Excerpts from a figure dataset
———

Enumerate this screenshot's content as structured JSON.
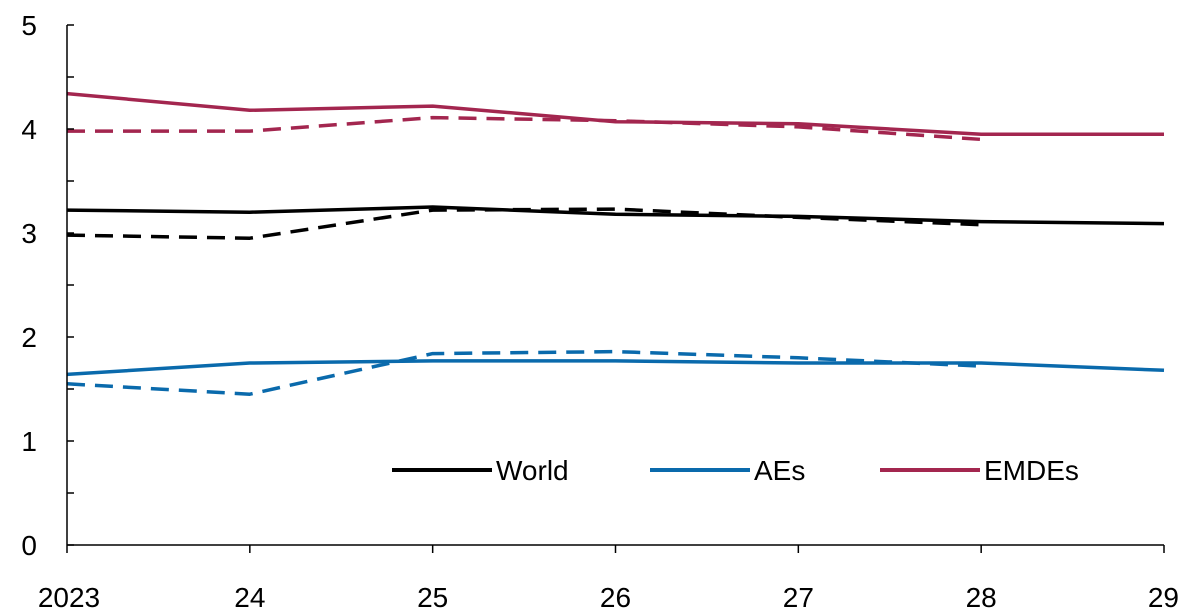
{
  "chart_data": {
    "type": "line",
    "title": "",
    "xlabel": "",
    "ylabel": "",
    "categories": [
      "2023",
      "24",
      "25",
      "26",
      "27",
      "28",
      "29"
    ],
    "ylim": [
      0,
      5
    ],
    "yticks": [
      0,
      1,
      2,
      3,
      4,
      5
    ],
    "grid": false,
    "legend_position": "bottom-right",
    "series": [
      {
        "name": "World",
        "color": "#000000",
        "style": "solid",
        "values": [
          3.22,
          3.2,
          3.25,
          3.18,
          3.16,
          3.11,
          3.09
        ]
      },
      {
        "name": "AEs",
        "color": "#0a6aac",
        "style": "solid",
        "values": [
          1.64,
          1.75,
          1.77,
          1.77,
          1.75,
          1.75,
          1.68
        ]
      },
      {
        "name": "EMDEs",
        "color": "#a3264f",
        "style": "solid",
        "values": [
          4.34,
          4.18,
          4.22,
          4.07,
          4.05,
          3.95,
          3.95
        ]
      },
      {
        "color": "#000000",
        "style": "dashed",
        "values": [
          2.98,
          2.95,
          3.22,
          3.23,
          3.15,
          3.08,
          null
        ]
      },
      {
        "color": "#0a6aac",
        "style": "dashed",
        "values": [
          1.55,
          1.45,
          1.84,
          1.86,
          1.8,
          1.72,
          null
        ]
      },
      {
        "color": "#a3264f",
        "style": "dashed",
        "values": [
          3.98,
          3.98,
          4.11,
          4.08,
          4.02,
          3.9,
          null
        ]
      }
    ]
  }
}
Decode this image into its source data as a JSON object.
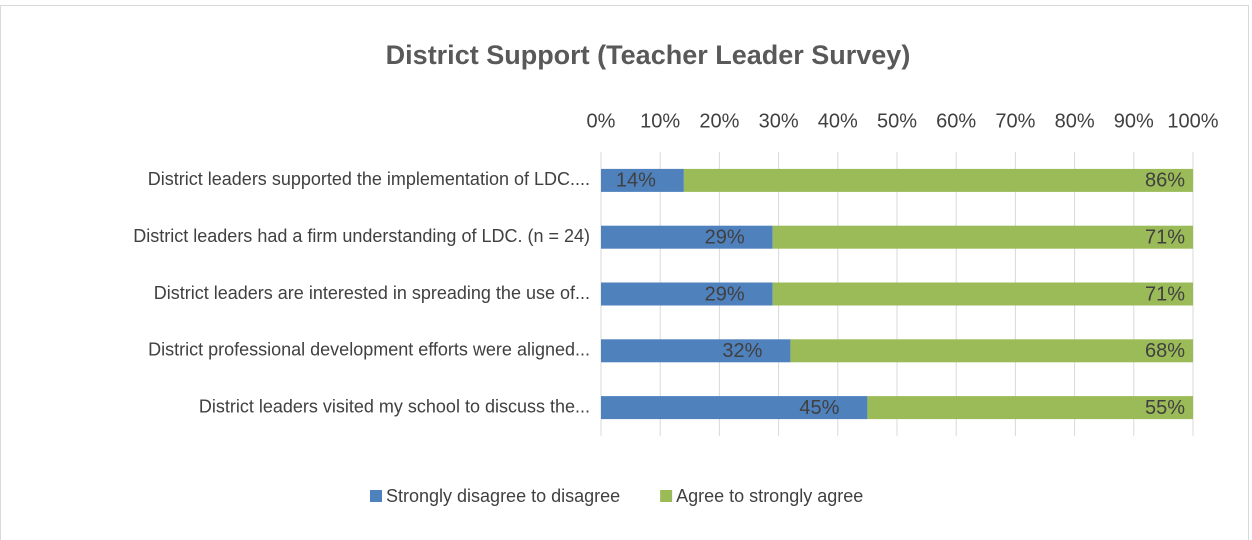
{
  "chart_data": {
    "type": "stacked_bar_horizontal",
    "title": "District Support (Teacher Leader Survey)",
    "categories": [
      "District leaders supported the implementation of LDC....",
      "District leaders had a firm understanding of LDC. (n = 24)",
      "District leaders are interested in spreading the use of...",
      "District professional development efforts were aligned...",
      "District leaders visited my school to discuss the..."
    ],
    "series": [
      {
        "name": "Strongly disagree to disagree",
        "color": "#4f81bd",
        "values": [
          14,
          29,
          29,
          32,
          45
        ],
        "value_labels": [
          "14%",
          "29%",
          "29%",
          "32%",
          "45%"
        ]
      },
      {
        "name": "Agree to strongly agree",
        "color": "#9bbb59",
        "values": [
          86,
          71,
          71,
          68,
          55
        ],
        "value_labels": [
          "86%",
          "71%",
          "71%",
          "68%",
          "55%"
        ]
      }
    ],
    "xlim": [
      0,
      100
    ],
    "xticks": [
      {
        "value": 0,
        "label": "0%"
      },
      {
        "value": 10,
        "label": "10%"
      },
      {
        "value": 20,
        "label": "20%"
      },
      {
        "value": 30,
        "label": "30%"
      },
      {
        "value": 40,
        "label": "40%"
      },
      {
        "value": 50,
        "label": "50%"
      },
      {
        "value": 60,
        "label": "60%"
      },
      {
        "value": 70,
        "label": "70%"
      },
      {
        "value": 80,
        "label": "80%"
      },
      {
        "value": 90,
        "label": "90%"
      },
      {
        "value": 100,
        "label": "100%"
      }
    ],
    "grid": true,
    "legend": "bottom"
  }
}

———

• _Goal_
Print every entry above again without changing a word, and omit the pictures.

• _In response_
Enumerate this screenshot's content as structured JSON.
{
  "chart_data": {
    "type": "line",
    "title": "",
    "xlabel": "",
    "ylabel": "",
    "categories": [
      "2023",
      "24",
      "25",
      "26",
      "27",
      "28",
      "29"
    ],
    "ylim": [
      0,
      5
    ],
    "yticks": [
      0,
      1,
      2,
      3,
      4,
      5
    ],
    "grid": false,
    "legend_position": "bottom-right",
    "series": [
      {
        "name": "World",
        "color": "#000000",
        "style": "solid",
        "values": [
          3.22,
          3.2,
          3.25,
          3.18,
          3.16,
          3.11,
          3.09
        ]
      },
      {
        "name": "AEs",
        "color": "#0a6aac",
        "style": "solid",
        "values": [
          1.64,
          1.75,
          1.77,
          1.77,
          1.75,
          1.75,
          1.68
        ]
      },
      {
        "name": "EMDEs",
        "color": "#a3264f",
        "style": "solid",
        "values": [
          4.34,
          4.18,
          4.22,
          4.07,
          4.05,
          3.95,
          3.95
        ]
      },
      {
        "color": "#000000",
        "style": "dashed",
        "values": [
          2.98,
          2.95,
          3.22,
          3.23,
          3.15,
          3.08,
          null
        ]
      },
      {
        "color": "#0a6aac",
        "style": "dashed",
        "values": [
          1.55,
          1.45,
          1.84,
          1.86,
          1.8,
          1.72,
          null
        ]
      },
      {
        "color": "#a3264f",
        "style": "dashed",
        "values": [
          3.98,
          3.98,
          4.11,
          4.08,
          4.02,
          3.9,
          null
        ]
      }
    ]
  }
}
Decode this image into its source data as a JSON object.
{
  "chart_data": {
    "type": "stacked_bar_horizontal",
    "title": "District Support (Teacher Leader Survey)",
    "categories": [
      "District leaders supported the implementation of LDC....",
      "District leaders had a firm understanding of LDC. (n = 24)",
      "District leaders are interested in spreading the use of...",
      "District professional development efforts were aligned...",
      "District leaders visited my school to discuss the..."
    ],
    "series": [
      {
        "name": "Strongly disagree to disagree",
        "color": "#4f81bd",
        "values": [
          14,
          29,
          29,
          32,
          45
        ],
        "value_labels": [
          "14%",
          "29%",
          "29%",
          "32%",
          "45%"
        ]
      },
      {
        "name": "Agree to strongly agree",
        "color": "#9bbb59",
        "values": [
          86,
          71,
          71,
          68,
          55
        ],
        "value_labels": [
          "86%",
          "71%",
          "71%",
          "68%",
          "55%"
        ]
      }
    ],
    "xlim": [
      0,
      100
    ],
    "xticks": [
      {
        "value": 0,
        "label": "0%"
      },
      {
        "value": 10,
        "label": "10%"
      },
      {
        "value": 20,
        "label": "20%"
      },
      {
        "value": 30,
        "label": "30%"
      },
      {
        "value": 40,
        "label": "40%"
      },
      {
        "value": 50,
        "label": "50%"
      },
      {
        "value": 60,
        "label": "60%"
      },
      {
        "value": 70,
        "label": "70%"
      },
      {
        "value": 80,
        "label": "80%"
      },
      {
        "value": 90,
        "label": "90%"
      },
      {
        "value": 100,
        "label": "100%"
      }
    ],
    "grid": true,
    "legend": "bottom"
  }
}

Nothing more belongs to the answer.